## Exercise requirements
The listing below should be copied in full, word for word.

## Dataset records
────────

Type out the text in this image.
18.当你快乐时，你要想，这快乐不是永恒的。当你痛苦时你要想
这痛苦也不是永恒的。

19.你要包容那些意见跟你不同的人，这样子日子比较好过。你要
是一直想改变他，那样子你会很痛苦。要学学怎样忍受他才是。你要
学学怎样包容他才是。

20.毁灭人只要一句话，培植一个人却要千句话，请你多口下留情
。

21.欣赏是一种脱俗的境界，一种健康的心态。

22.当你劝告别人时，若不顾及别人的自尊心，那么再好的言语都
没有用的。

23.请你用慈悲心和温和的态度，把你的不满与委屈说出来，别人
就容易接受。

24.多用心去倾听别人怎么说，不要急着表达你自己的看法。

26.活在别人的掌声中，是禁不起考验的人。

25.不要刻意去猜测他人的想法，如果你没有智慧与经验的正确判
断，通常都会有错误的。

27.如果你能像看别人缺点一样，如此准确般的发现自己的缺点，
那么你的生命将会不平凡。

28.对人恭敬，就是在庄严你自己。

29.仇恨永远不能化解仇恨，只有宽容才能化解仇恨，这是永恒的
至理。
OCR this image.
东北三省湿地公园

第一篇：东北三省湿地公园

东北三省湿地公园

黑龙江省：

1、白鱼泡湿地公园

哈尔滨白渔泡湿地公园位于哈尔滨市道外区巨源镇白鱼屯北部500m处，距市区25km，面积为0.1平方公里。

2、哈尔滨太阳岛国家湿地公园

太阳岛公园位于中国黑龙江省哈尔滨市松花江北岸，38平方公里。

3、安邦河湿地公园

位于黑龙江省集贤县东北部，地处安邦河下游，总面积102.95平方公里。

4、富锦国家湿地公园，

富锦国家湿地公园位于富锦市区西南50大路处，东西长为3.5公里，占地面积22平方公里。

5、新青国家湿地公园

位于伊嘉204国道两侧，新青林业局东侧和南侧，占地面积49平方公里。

────────

## Reply
Type out the text in this image.
18.当你快乐时，你要想，这快乐不是永恒的。当你痛苦时你要想
这痛苦也不是永恒的。

19.你要包容那些意见跟你不同的人，这样子日子比较好过。你要
是一直想改变他，那样子你会很痛苦。要学学怎样忍受他才是。你要
学学怎样包容他才是。

20.毁灭人只要一句话，培植一个人却要千句话，请你多口下留情
。

21.欣赏是一种脱俗的境界，一种健康的心态。

22.当你劝告别人时，若不顾及别人的自尊心，那么再好的言语都
没有用的。

23.请你用慈悲心和温和的态度，把你的不满与委屈说出来，别人
就容易接受。

24.多用心去倾听别人怎么说，不要急着表达你自己的看法。

26.活在别人的掌声中，是禁不起考验的人。

25.不要刻意去猜测他人的想法，如果你没有智慧与经验的正确判
断，通常都会有错误的。

27.如果你能像看别人缺点一样，如此准确般的发现自己的缺点，
那么你的生命将会不平凡。

28.对人恭敬，就是在庄严你自己。

29.仇恨永远不能化解仇恨，只有宽容才能化解仇恨，这是永恒的
至理。
OCR this image.
东北三省湿地公园

第一篇：东北三省湿地公园

东北三省湿地公园

黑龙江省：

1、白鱼泡湿地公园

哈尔滨白渔泡湿地公园位于哈尔滨市道外区巨源镇白鱼屯北部500m处，距市区25km，面积为0.1平方公里。

2、哈尔滨太阳岛国家湿地公园

太阳岛公园位于中国黑龙江省哈尔滨市松花江北岸，38平方公里。

3、安邦河湿地公园

位于黑龙江省集贤县东北部，地处安邦河下游，总面积102.95平方公里。

4、富锦国家湿地公园，

富锦国家湿地公园位于富锦市区西南50大路处，东西长为3.5公里，占地面积22平方公里。

5、新青国家湿地公园

位于伊嘉204国道两侧，新青林业局东侧和南侧，占地面积49平方公里。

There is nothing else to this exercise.